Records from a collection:
----

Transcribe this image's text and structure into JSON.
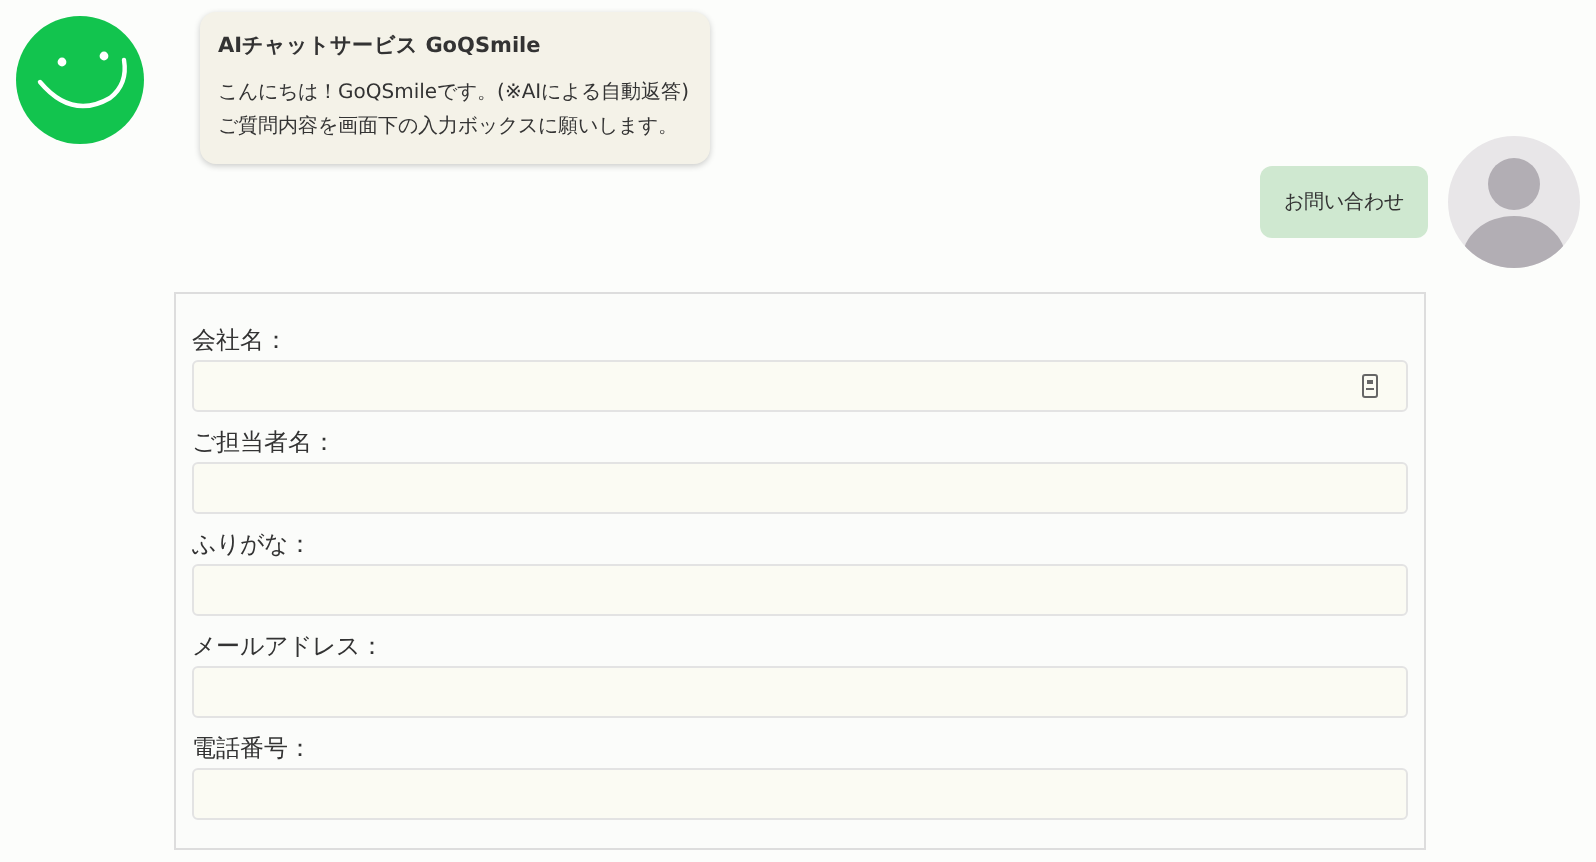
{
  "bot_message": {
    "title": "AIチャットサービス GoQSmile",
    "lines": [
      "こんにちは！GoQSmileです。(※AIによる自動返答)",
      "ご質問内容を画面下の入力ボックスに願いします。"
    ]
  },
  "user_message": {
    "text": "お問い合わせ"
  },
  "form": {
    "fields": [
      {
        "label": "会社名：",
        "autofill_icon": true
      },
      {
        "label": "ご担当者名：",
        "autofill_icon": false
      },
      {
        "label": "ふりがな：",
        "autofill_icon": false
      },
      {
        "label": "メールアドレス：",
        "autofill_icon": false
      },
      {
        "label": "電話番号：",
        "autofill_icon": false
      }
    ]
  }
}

----

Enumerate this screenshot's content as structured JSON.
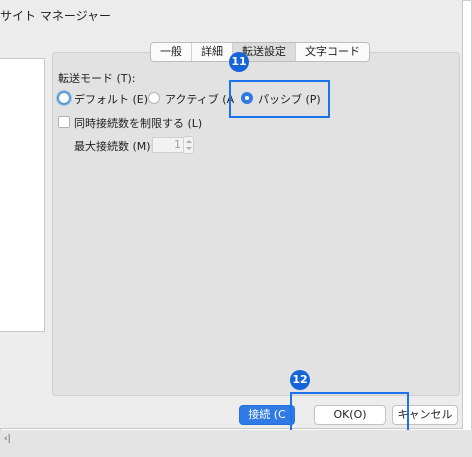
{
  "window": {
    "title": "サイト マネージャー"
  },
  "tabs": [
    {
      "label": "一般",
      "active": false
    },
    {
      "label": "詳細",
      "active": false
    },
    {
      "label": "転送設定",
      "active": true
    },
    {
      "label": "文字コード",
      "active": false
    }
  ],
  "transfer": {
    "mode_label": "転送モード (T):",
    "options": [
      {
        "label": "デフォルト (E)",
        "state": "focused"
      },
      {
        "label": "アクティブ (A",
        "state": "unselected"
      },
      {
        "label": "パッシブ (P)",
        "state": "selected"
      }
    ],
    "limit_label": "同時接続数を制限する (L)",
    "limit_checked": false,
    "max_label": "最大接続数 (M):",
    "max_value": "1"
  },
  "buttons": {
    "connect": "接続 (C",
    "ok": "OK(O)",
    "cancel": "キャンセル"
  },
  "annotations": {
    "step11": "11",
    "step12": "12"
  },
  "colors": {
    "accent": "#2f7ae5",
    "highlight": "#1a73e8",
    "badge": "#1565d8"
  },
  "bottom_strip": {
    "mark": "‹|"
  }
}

----

▶ [Exercise aim]: Show the lines of the data that hold the word "title".

▶ [Output of the exercise]:
    "title": "AIチャットサービス GoQSmile",
    "title": "サイト マネージャー"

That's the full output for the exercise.